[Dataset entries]
═══

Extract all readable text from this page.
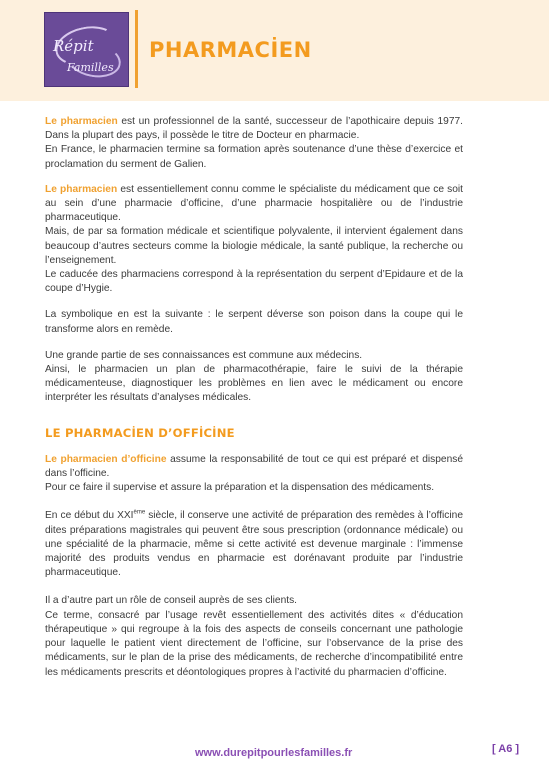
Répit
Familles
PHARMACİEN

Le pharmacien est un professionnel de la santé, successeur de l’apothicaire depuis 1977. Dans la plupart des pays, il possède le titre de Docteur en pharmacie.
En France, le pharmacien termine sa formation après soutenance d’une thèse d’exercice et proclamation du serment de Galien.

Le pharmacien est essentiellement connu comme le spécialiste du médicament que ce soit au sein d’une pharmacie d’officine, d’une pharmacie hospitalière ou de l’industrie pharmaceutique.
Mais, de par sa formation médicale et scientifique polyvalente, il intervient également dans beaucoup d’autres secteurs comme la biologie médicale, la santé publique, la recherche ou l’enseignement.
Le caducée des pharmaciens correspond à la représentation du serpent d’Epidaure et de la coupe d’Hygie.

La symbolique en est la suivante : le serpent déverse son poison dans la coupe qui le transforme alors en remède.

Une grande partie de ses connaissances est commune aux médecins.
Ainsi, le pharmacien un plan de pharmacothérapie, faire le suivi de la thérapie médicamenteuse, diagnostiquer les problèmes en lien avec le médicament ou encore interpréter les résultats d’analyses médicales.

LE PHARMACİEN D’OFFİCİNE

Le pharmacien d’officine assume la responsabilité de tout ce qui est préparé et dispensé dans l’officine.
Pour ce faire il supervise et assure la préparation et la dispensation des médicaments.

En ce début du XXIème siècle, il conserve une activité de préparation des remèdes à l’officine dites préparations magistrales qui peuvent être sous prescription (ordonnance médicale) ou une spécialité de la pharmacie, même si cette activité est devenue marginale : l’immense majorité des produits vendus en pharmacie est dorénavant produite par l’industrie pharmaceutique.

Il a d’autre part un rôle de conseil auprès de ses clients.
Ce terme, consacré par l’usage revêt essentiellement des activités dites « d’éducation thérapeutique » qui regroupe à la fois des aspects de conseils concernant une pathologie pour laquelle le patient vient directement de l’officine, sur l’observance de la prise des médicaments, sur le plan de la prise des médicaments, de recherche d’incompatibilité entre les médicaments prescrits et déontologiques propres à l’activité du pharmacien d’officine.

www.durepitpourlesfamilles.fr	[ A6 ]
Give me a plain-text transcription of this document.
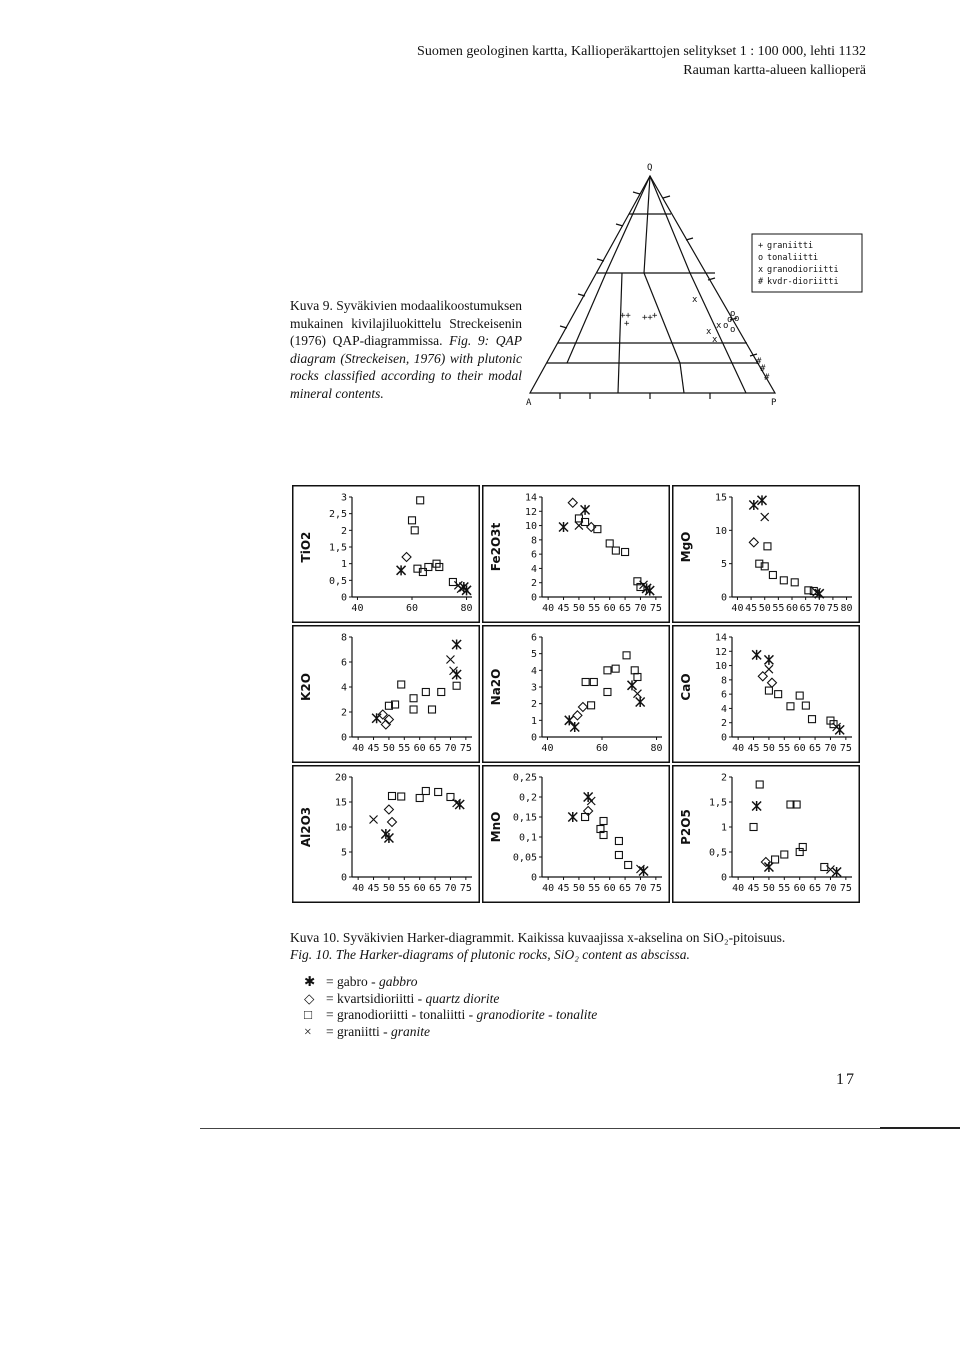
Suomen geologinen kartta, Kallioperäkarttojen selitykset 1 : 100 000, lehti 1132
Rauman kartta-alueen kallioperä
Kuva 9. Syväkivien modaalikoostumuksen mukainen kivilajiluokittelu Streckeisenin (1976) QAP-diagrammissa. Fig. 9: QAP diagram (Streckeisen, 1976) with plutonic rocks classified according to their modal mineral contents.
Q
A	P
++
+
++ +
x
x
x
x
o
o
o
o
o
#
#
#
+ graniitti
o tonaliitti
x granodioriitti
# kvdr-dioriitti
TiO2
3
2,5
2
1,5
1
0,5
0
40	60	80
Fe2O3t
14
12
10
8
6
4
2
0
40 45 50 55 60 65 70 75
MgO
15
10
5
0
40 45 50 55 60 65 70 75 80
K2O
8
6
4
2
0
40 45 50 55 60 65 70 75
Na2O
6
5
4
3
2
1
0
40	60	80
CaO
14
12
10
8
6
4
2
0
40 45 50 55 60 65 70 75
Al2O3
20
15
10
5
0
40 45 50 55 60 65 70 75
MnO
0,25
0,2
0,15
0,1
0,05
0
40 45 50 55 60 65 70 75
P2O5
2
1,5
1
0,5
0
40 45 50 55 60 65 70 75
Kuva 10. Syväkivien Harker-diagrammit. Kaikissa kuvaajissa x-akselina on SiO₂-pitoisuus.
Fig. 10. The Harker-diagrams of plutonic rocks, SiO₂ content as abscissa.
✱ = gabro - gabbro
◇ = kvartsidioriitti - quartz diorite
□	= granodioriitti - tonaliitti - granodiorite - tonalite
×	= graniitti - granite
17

═══

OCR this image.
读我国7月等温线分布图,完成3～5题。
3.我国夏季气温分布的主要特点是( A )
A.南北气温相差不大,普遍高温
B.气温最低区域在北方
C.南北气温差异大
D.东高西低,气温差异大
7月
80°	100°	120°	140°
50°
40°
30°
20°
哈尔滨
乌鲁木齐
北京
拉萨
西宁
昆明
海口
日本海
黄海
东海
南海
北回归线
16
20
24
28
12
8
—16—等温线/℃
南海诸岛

═══

Directive:
List every line from the entries above in which "formation" appears.

Right answer:
En France, le pharmacien termine sa formation après soutenance d’une thèse d’exercice et proclamation du serment de Galien.
Mais, de par sa formation médicale et scientifique polyvalente, il intervient également dans beaucoup d’autres secteurs comme la biologie médicale, la santé publique, la recherche ou l’enseignement.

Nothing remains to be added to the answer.